REQUIRED TASK: How many lines of the entries below include the word "ylabel"? Answer with the number alone.
── MATERIAL SHOWN
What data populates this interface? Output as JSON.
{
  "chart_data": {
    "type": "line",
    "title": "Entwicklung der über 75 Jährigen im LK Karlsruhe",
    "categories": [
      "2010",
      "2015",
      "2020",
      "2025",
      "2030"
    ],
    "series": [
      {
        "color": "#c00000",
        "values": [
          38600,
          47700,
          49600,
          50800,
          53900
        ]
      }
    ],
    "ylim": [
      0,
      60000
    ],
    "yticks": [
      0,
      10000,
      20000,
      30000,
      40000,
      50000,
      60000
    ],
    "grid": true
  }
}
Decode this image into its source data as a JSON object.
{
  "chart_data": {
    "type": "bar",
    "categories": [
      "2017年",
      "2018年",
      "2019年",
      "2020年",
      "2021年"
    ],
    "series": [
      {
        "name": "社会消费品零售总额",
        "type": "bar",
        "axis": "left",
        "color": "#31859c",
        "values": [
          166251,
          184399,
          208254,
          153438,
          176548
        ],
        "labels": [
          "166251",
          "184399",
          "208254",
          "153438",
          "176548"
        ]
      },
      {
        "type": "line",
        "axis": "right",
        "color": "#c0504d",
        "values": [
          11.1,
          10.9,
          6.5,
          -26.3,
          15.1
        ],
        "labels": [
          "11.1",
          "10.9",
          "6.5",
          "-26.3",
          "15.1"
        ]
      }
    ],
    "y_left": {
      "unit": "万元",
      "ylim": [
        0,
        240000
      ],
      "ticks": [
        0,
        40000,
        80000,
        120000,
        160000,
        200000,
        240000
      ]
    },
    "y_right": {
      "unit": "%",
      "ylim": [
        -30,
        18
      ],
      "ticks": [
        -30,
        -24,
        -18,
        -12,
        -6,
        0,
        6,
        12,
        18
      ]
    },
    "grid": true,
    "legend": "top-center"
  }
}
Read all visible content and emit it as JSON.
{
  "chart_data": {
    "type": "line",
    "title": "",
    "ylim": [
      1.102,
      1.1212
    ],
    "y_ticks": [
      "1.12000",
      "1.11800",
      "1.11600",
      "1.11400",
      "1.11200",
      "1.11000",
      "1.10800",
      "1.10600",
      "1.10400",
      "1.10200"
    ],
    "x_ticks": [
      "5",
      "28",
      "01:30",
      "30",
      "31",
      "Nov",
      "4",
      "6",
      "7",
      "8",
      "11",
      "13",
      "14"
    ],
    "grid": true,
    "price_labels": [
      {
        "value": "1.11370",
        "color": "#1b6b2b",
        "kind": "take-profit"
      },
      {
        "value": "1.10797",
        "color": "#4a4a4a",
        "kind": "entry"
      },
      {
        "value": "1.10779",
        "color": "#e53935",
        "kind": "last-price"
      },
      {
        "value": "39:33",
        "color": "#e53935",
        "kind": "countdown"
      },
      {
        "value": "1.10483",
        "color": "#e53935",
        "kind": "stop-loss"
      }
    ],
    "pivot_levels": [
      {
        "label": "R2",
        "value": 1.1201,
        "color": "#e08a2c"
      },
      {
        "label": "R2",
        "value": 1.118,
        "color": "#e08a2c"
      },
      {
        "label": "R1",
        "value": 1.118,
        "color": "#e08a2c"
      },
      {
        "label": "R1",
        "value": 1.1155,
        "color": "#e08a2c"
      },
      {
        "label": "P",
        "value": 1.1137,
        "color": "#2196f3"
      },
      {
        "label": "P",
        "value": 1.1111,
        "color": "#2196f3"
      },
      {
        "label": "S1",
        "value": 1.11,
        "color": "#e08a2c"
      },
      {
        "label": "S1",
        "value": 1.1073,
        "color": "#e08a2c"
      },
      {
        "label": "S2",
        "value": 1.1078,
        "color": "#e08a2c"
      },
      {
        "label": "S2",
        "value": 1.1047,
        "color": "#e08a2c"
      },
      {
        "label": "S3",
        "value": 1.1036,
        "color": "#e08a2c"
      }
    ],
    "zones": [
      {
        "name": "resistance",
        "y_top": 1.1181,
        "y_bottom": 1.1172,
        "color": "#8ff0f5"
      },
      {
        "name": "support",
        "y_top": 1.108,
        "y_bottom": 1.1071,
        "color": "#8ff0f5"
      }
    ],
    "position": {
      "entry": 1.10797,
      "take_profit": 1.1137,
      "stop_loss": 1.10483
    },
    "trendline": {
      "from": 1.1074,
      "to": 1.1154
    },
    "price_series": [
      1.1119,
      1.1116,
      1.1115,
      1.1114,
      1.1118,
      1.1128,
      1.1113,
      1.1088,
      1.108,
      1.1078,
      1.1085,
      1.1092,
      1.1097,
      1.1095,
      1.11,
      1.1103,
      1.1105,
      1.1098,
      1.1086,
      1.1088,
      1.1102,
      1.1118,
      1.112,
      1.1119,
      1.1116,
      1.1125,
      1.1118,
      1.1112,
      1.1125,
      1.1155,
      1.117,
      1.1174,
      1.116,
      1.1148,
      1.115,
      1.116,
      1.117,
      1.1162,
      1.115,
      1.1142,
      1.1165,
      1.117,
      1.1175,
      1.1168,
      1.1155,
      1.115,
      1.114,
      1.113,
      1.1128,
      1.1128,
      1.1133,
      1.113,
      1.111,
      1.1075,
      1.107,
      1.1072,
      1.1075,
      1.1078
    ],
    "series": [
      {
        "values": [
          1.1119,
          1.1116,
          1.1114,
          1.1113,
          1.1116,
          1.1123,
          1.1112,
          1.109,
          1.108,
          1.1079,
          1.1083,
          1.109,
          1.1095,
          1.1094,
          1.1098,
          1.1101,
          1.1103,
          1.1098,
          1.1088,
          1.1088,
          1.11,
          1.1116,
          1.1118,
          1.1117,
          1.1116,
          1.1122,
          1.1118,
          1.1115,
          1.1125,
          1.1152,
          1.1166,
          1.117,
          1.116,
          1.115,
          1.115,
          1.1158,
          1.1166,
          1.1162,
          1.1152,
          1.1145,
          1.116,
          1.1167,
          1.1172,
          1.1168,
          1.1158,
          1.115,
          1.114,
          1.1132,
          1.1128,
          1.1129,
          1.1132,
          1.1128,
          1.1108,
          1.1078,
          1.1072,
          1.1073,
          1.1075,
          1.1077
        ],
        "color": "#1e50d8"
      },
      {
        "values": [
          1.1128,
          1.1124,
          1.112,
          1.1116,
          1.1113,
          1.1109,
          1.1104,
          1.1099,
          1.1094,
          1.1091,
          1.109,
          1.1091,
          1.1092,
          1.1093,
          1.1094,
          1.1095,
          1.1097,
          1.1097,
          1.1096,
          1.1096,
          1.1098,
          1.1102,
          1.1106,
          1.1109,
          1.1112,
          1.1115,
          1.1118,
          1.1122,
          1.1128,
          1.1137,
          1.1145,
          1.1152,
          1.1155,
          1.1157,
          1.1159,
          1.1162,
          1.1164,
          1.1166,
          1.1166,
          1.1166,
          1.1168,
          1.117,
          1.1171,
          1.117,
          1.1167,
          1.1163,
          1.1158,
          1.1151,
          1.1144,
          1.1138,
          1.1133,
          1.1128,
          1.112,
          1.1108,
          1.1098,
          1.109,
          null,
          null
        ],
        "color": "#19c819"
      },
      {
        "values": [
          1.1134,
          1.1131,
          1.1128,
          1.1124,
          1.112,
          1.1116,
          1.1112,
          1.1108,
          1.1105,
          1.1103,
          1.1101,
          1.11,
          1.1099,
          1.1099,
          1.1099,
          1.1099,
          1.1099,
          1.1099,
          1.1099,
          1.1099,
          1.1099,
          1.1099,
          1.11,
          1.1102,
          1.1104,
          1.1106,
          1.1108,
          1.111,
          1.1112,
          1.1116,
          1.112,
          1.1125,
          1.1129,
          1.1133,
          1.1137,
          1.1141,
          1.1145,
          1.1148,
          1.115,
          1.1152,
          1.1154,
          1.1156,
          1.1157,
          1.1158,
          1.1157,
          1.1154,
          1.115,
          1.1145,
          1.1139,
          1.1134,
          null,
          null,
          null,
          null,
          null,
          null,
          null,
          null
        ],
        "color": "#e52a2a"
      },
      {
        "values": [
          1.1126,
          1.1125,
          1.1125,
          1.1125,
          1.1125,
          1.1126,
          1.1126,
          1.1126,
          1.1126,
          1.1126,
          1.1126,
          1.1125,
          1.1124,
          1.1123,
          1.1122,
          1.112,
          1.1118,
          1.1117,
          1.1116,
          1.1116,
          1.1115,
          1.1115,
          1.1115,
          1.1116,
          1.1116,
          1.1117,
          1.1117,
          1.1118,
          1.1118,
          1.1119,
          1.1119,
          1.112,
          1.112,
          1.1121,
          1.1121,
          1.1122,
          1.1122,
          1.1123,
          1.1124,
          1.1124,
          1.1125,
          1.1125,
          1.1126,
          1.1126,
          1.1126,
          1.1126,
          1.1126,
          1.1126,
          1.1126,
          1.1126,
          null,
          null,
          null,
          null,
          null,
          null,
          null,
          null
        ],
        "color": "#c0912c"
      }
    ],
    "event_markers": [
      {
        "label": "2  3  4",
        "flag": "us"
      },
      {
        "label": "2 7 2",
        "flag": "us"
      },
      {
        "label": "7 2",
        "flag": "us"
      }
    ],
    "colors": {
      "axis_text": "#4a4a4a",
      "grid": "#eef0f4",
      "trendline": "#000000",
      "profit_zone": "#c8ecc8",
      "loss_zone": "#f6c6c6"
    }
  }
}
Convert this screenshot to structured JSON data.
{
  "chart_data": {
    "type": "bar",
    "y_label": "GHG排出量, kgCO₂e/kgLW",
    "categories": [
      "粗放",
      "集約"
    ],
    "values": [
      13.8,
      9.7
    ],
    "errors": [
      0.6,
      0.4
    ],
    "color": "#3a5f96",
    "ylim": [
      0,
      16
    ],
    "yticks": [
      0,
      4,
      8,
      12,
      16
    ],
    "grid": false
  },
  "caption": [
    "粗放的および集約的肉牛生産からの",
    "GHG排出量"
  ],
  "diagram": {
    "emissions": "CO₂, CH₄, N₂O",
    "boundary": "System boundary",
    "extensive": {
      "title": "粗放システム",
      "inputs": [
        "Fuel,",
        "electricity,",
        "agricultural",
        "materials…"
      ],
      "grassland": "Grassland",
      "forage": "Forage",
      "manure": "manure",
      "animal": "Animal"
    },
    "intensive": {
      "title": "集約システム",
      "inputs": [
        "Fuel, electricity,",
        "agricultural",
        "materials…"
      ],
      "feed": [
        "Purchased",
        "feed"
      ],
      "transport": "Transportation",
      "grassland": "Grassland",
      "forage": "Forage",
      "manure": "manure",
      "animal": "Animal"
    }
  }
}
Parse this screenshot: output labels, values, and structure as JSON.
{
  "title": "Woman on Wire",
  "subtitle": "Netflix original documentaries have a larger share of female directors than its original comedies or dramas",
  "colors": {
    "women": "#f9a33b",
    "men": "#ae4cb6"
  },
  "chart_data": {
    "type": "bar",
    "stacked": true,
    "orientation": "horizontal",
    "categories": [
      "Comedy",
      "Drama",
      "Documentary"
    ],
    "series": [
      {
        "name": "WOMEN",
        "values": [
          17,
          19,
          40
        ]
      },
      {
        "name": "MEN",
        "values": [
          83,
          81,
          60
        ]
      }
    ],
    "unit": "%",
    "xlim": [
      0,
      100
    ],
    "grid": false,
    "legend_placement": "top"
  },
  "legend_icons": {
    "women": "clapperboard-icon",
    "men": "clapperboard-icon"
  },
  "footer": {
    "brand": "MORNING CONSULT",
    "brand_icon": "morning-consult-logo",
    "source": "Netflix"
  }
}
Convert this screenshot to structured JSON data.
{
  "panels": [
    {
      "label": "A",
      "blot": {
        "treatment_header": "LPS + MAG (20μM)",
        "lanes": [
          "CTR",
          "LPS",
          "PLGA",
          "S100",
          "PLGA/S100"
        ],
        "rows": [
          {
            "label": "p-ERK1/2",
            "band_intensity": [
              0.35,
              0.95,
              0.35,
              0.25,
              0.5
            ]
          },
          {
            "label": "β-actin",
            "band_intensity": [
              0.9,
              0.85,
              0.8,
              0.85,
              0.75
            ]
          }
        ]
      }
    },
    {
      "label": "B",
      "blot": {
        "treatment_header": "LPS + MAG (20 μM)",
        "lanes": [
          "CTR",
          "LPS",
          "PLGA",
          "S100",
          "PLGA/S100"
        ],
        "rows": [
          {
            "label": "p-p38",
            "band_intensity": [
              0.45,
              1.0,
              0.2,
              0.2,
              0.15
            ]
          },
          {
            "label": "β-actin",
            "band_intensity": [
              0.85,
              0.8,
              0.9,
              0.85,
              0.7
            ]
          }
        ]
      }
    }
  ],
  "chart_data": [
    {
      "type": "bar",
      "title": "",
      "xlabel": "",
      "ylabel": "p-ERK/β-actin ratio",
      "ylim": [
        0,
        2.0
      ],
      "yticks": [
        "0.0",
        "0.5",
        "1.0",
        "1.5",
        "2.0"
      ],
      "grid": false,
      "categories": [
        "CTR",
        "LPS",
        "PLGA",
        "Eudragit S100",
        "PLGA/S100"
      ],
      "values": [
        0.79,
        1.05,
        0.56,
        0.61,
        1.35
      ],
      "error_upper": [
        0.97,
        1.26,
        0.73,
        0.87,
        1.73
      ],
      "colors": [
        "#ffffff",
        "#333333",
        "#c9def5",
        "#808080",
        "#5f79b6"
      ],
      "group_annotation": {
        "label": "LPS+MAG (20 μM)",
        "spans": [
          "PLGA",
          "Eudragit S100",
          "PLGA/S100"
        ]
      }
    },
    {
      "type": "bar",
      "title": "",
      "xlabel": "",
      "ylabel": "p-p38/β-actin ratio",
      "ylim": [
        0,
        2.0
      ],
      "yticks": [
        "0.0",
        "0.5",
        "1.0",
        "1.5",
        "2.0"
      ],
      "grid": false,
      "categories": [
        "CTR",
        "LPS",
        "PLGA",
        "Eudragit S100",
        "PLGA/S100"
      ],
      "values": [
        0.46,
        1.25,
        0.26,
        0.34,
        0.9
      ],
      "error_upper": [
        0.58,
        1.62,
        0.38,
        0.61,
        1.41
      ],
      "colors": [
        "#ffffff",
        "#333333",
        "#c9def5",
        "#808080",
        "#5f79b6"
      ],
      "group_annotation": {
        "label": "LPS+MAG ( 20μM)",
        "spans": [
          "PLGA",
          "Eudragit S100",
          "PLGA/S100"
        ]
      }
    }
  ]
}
────
ANSWER BELOW: 2